Extracted records:
----
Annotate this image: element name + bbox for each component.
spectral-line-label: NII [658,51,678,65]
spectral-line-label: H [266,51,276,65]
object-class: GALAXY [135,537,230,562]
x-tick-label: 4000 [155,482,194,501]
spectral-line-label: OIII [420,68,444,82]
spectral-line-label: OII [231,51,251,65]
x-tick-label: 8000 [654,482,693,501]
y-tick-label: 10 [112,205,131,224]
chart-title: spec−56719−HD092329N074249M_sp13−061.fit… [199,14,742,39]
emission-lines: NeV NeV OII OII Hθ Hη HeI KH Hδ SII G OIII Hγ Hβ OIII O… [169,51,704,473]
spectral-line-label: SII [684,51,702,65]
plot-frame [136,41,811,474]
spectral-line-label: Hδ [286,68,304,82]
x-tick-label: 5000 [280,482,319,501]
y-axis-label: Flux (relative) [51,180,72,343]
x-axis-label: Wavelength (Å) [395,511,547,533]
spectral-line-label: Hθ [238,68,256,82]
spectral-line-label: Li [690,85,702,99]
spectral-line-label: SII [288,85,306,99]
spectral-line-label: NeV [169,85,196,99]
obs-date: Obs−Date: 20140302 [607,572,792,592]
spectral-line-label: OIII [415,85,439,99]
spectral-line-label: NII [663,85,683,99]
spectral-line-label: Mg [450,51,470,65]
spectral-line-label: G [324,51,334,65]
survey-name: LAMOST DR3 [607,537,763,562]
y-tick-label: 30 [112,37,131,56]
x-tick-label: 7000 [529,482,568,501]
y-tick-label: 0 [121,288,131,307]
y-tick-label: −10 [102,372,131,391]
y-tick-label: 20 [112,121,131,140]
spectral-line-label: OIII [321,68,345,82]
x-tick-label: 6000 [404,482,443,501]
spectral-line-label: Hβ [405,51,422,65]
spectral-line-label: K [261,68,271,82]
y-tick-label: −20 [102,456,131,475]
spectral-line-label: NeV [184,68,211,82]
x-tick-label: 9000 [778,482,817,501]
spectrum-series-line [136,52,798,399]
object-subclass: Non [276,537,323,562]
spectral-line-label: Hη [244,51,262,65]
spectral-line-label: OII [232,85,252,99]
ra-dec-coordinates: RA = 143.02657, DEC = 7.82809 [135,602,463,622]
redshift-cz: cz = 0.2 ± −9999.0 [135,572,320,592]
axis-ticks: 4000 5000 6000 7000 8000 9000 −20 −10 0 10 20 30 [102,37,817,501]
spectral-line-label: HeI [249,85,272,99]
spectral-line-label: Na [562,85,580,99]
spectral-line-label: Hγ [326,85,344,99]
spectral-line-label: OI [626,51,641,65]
----
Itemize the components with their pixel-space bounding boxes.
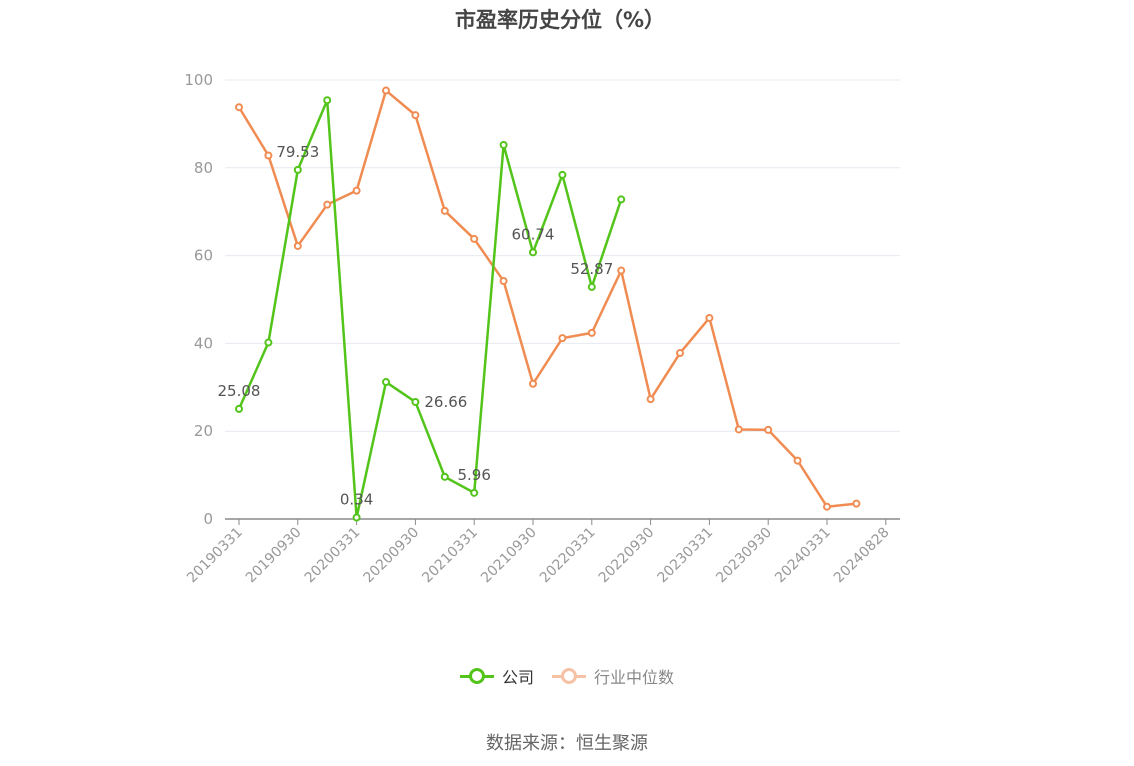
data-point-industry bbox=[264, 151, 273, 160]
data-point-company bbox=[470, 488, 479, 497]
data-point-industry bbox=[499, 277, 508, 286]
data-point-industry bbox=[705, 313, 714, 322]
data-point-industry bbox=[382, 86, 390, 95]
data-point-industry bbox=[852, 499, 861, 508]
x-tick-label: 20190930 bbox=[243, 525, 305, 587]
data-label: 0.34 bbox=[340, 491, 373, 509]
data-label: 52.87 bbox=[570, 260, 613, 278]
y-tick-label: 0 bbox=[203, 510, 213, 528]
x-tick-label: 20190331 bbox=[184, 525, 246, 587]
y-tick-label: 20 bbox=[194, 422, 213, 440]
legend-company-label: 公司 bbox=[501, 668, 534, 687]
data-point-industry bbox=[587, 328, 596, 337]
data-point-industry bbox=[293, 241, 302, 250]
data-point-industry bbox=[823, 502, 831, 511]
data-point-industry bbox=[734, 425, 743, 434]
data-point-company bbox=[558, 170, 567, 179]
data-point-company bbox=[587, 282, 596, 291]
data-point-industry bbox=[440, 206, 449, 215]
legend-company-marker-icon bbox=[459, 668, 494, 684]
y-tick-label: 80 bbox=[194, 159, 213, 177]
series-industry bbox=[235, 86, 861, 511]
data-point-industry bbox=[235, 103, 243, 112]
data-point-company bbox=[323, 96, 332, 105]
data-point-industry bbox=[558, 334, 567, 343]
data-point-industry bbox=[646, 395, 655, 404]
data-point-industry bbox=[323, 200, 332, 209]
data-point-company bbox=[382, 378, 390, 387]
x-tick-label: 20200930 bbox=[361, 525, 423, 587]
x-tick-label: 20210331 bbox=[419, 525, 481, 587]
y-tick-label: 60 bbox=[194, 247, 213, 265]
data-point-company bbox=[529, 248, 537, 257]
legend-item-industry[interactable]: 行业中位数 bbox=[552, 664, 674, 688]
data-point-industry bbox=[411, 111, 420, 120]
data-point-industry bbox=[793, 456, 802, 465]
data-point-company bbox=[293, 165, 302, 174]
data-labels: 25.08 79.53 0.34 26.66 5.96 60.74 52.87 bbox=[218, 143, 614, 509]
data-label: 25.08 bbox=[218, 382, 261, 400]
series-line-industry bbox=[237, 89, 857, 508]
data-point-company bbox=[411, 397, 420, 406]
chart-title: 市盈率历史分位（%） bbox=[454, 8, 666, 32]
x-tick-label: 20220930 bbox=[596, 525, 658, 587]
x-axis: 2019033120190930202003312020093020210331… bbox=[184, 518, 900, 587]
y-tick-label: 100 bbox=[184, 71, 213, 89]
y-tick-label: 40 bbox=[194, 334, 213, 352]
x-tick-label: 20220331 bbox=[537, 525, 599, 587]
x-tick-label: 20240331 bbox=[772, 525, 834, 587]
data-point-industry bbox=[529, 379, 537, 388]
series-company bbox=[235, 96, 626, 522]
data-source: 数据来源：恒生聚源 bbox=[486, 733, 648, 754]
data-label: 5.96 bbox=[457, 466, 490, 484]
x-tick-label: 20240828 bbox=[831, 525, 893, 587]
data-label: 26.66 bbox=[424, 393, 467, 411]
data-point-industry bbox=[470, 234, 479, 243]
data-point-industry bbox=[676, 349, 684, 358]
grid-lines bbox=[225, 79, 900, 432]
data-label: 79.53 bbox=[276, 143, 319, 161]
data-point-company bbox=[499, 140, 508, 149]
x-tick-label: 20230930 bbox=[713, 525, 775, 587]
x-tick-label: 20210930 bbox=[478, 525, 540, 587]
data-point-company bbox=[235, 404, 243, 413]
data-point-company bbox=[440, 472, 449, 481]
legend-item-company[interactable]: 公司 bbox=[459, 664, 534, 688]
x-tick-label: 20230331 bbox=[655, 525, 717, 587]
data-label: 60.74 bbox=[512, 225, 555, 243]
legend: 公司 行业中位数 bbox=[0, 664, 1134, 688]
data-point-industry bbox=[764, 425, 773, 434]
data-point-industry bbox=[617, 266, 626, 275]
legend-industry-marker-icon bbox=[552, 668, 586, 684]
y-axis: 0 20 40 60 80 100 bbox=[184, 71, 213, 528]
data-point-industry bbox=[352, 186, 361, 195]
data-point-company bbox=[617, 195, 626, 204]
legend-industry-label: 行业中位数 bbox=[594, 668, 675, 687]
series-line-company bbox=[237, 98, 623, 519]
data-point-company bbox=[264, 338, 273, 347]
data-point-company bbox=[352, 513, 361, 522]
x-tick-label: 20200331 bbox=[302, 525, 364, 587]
----
Task instructions:
Return the records from the line containing "Annotate this image: element" through the line containing "y-tick-label: 10 [112,205,131,224]", each one copied unchanged.

Full solution:
Annotate this image: element name + bbox for each component.
spectral-line-label: NII [658,51,678,65]
spectral-line-label: H [266,51,276,65]
object-class: GALAXY [135,537,230,562]
x-tick-label: 4000 [155,482,194,501]
spectral-line-label: OIII [420,68,444,82]
spectral-line-label: OII [231,51,251,65]
x-tick-label: 8000 [654,482,693,501]
y-tick-label: 10 [112,205,131,224]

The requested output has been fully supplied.